From the records below, pull each line that has "carotid".

(Data supplied begins)

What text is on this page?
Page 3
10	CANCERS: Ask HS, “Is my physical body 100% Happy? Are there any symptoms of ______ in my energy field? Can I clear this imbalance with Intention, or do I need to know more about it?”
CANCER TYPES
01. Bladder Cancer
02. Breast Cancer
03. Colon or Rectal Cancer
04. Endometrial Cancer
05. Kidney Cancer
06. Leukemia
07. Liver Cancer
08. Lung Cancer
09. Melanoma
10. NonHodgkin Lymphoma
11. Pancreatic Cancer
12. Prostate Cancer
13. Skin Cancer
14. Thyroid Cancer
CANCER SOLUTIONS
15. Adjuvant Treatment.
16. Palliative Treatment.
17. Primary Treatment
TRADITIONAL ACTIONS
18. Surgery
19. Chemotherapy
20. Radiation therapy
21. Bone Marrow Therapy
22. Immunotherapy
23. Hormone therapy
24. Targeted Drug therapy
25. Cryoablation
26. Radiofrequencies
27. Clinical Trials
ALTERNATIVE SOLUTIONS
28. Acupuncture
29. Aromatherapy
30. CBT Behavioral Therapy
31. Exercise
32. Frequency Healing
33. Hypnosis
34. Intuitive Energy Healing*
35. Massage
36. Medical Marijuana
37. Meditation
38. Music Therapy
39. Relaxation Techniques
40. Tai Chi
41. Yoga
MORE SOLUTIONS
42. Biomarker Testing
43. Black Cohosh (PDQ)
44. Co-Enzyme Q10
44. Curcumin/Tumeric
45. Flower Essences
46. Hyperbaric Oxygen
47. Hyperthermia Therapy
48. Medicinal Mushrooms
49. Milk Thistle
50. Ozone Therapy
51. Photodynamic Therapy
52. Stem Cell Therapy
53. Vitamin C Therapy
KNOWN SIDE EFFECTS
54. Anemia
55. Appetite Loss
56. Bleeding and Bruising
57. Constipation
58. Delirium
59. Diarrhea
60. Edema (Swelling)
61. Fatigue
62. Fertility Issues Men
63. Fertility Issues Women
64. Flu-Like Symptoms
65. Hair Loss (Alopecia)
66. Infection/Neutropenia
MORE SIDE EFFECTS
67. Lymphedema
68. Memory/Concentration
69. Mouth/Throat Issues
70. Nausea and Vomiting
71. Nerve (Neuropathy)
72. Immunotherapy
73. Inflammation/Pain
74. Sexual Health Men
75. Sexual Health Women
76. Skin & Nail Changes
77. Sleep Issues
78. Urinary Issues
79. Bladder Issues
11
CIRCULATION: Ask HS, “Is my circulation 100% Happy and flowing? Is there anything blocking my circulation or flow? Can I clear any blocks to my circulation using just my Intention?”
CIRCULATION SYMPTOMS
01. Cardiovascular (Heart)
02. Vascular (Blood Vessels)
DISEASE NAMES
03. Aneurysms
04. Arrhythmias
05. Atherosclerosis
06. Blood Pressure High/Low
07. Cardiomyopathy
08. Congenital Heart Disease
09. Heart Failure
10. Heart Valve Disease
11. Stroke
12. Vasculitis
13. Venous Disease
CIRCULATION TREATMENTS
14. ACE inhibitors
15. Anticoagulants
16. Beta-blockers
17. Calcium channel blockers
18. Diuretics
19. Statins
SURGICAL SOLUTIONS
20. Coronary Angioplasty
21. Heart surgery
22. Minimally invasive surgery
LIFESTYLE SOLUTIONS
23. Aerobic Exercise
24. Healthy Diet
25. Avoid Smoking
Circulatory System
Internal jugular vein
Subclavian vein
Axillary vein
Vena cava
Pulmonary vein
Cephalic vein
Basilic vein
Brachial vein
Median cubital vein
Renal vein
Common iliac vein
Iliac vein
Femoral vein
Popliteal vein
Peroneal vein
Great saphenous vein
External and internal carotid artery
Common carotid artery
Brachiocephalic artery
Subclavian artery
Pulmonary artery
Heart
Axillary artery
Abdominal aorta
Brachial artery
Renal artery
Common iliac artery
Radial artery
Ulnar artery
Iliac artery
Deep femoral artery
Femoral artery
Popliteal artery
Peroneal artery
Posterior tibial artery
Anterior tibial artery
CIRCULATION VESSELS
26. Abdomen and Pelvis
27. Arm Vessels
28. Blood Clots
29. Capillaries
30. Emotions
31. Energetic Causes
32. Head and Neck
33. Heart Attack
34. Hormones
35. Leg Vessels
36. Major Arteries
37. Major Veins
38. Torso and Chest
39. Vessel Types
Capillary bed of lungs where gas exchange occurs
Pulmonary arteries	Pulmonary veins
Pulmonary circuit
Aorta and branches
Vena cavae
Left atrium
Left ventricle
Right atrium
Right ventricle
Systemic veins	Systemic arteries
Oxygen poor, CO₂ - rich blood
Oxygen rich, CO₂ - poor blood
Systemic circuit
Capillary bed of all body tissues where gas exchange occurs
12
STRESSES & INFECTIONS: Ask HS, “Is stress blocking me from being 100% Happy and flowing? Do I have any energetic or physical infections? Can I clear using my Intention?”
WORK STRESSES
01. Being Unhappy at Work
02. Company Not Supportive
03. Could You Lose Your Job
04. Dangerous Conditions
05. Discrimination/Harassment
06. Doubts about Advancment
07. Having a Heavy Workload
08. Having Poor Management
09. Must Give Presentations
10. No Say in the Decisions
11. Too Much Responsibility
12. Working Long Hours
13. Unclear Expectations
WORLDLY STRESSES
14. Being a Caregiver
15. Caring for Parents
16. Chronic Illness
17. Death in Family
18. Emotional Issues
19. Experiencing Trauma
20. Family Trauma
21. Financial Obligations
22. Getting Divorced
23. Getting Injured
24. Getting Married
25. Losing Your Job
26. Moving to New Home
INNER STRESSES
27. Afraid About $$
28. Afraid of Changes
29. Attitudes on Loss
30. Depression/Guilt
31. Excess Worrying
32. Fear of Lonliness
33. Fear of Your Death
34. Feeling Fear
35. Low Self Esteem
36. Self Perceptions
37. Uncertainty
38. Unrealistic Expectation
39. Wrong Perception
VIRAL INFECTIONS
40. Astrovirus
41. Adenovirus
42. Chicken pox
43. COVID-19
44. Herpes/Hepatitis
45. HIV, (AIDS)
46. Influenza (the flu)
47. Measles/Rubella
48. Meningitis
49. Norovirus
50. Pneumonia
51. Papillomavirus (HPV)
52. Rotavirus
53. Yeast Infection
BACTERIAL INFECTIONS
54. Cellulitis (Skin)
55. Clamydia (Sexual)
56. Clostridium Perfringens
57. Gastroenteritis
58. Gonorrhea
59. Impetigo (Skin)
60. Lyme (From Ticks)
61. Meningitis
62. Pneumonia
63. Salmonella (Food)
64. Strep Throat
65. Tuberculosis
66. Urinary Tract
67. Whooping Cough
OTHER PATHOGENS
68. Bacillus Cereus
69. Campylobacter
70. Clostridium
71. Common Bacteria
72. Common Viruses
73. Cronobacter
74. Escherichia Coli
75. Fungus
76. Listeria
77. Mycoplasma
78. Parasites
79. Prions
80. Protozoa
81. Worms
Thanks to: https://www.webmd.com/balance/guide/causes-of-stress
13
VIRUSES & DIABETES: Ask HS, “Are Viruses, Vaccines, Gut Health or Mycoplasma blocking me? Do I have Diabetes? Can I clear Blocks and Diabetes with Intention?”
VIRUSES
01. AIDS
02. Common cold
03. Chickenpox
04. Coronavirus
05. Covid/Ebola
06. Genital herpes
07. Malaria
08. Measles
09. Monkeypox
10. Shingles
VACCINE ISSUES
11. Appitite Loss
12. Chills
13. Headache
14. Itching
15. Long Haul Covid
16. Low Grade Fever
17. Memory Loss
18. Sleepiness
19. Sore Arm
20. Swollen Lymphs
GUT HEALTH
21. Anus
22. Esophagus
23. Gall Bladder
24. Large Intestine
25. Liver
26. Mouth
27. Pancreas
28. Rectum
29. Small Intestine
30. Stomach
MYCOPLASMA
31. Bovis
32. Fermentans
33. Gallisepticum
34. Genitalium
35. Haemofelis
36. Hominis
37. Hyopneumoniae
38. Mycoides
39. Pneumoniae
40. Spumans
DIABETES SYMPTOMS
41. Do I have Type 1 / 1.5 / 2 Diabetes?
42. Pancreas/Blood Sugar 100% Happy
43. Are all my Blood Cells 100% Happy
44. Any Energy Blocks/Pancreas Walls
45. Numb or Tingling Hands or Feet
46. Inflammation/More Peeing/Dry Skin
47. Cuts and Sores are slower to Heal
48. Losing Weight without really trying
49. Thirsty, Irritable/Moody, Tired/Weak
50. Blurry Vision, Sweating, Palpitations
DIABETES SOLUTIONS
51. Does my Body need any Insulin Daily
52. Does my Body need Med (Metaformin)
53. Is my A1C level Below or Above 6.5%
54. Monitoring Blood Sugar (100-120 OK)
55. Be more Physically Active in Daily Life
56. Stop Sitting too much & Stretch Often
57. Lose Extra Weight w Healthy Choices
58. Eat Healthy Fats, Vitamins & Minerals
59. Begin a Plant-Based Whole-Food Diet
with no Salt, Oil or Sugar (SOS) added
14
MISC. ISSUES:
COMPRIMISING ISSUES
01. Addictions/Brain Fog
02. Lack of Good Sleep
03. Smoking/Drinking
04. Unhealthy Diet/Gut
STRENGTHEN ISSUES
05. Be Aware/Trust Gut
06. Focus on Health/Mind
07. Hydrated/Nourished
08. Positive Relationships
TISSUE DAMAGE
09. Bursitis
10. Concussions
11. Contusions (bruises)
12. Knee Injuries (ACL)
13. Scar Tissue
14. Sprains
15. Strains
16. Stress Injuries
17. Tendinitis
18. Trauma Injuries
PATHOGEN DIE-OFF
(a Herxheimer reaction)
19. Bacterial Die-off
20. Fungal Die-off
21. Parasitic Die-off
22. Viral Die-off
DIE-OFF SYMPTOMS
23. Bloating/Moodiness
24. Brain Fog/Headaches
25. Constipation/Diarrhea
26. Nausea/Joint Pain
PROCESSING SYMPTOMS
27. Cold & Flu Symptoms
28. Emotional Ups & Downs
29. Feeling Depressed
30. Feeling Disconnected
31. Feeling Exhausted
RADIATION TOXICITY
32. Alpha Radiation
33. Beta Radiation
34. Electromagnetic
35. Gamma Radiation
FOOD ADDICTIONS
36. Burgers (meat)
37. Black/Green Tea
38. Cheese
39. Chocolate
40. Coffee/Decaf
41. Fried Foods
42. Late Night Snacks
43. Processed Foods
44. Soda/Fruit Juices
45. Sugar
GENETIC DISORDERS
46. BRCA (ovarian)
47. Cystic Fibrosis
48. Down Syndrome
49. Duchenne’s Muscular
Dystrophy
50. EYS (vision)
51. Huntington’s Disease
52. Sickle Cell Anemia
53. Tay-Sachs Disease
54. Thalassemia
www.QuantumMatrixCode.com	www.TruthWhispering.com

(Data supplied ends)

→ Result for this task
External and internal carotid artery
Common carotid artery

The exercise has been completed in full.